___ Records for this task ___

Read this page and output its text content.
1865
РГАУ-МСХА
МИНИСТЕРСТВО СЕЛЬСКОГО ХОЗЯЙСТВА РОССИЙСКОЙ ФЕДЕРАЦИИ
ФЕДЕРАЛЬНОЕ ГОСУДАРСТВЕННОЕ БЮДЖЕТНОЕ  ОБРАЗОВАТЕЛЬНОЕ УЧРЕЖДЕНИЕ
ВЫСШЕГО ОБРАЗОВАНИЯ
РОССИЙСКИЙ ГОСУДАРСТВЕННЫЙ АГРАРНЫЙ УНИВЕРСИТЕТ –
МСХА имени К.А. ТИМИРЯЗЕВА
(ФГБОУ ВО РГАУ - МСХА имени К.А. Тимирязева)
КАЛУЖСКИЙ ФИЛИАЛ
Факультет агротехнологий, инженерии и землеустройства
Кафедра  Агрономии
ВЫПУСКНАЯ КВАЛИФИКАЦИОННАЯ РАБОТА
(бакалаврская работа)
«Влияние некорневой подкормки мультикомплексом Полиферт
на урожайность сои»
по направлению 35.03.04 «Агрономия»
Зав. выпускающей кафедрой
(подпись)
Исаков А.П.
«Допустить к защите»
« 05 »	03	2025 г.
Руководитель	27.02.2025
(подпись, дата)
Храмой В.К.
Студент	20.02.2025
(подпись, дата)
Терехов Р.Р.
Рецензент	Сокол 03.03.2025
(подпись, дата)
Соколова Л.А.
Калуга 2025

___
___ Records for this task ___

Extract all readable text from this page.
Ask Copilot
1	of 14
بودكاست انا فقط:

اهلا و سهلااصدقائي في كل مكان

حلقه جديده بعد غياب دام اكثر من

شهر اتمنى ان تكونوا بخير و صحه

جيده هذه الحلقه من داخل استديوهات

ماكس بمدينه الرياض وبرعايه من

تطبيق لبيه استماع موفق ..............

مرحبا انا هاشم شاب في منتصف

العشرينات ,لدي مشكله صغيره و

___

Exercise instructions: Pull out every line in the material above where "МСХА" occurs.

Complete answer:
РГАУ-МСХА
МСХА имени К.А. ТИМИРЯЗЕВА
(ФГБОУ ВО РГАУ - МСХА имени К.А. Тимирязева)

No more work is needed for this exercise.